(What you have to do)
Filter for the word "noise" and keep each matching line.

(Task data)
----

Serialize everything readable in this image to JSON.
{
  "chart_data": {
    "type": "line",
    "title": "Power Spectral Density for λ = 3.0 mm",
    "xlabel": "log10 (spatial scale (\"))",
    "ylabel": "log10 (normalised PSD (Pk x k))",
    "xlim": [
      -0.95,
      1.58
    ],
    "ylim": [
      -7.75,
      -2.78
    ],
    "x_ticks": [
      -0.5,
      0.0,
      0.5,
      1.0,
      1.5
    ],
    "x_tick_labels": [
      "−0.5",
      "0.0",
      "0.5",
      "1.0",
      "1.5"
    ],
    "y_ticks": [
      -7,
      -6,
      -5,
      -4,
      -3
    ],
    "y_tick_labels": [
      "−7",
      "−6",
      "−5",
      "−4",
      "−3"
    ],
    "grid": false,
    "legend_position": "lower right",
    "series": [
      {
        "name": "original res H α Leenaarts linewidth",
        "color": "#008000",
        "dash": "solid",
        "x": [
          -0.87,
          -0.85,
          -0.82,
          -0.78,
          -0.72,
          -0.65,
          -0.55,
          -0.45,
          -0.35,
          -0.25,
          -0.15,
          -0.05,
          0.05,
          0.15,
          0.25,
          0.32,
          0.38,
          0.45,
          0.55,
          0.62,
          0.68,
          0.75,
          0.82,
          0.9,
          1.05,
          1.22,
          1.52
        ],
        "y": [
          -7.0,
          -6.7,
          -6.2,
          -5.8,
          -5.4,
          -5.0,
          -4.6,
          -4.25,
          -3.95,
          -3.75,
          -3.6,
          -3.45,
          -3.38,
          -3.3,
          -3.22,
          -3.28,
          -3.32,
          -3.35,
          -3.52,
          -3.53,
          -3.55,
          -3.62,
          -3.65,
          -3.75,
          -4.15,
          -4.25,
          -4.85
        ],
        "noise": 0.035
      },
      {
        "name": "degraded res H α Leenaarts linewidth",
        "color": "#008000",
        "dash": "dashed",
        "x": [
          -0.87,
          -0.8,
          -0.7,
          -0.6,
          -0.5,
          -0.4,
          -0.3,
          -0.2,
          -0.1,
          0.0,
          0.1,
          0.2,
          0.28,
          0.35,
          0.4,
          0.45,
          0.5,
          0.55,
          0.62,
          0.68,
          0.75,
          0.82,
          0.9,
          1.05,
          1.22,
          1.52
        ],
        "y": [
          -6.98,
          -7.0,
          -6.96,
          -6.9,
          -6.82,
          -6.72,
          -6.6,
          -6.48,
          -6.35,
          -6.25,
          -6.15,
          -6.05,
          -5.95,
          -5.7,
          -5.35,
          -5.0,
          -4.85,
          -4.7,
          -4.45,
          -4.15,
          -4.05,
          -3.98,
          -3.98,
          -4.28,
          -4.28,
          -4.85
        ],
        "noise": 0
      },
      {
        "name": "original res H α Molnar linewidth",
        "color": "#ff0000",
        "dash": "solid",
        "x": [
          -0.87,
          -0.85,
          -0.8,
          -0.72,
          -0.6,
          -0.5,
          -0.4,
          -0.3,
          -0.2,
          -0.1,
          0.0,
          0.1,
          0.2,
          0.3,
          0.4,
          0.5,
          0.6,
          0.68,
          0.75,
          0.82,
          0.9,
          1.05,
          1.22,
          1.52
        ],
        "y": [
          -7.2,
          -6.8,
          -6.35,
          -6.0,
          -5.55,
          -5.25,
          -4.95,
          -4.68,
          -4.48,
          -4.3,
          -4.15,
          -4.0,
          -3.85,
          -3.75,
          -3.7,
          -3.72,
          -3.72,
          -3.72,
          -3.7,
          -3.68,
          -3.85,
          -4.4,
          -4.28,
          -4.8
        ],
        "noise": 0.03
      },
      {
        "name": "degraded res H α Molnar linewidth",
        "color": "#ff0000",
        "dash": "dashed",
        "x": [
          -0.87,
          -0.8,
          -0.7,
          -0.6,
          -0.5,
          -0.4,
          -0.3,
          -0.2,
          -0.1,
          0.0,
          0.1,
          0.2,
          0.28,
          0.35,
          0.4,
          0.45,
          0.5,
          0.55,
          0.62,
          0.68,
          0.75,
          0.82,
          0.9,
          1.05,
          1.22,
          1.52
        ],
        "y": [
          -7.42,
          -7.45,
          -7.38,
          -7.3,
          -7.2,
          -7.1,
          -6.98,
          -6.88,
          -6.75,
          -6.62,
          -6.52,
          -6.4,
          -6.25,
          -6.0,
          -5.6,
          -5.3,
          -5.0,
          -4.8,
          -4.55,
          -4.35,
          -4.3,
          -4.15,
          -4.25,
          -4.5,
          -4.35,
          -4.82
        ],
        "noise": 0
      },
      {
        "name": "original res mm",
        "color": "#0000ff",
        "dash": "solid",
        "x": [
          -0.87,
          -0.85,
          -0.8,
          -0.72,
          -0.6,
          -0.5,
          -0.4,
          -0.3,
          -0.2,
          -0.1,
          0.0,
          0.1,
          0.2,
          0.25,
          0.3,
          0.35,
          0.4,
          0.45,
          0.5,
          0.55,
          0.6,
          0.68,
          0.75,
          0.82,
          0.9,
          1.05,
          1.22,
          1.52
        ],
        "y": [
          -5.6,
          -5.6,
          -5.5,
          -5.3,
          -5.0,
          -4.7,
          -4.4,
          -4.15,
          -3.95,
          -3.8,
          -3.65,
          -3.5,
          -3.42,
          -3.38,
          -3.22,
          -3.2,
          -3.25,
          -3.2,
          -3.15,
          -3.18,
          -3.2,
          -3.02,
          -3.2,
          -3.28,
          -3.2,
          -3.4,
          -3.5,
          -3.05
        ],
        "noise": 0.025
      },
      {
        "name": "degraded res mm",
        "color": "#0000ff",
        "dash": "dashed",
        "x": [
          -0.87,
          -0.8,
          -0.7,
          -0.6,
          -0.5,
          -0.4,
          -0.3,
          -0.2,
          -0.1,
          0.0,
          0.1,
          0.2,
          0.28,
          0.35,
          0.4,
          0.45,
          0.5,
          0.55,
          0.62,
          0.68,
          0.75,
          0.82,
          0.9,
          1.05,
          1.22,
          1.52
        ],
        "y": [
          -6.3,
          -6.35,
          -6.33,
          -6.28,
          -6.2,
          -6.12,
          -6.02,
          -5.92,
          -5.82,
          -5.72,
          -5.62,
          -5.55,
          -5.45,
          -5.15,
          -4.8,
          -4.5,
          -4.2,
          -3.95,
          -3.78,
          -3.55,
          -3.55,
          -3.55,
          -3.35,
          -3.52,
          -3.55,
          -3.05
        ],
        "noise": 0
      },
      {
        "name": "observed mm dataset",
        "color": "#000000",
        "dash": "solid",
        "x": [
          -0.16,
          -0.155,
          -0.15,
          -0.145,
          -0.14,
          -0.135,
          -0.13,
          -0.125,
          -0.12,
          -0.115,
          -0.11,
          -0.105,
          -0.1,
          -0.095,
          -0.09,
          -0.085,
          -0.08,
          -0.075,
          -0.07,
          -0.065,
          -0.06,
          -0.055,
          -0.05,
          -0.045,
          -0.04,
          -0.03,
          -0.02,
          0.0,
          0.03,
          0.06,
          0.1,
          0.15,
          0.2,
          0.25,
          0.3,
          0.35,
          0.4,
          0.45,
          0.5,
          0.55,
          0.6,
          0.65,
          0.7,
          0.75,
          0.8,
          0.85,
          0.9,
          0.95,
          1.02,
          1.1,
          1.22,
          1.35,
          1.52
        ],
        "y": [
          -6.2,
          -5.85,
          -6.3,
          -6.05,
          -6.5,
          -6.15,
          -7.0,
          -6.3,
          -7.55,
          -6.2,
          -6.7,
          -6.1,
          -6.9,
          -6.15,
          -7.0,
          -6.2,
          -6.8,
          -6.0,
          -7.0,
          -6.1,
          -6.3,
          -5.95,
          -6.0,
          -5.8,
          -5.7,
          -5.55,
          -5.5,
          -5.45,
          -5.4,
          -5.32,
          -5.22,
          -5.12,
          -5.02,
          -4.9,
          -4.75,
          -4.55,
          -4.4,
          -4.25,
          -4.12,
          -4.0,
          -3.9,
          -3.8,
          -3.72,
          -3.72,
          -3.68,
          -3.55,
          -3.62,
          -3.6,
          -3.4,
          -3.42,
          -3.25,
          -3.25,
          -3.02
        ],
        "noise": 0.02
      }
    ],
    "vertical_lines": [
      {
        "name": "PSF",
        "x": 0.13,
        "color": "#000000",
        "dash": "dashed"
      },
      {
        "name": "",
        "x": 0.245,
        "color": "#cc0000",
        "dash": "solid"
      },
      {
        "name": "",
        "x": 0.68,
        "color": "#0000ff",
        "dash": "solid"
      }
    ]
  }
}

----

(Response to this exercise)
        "noise": 0.035
        "noise": 0
        "noise": 0.03
        "noise": 0
        "noise": 0.025
        "noise": 0
        "noise": 0.02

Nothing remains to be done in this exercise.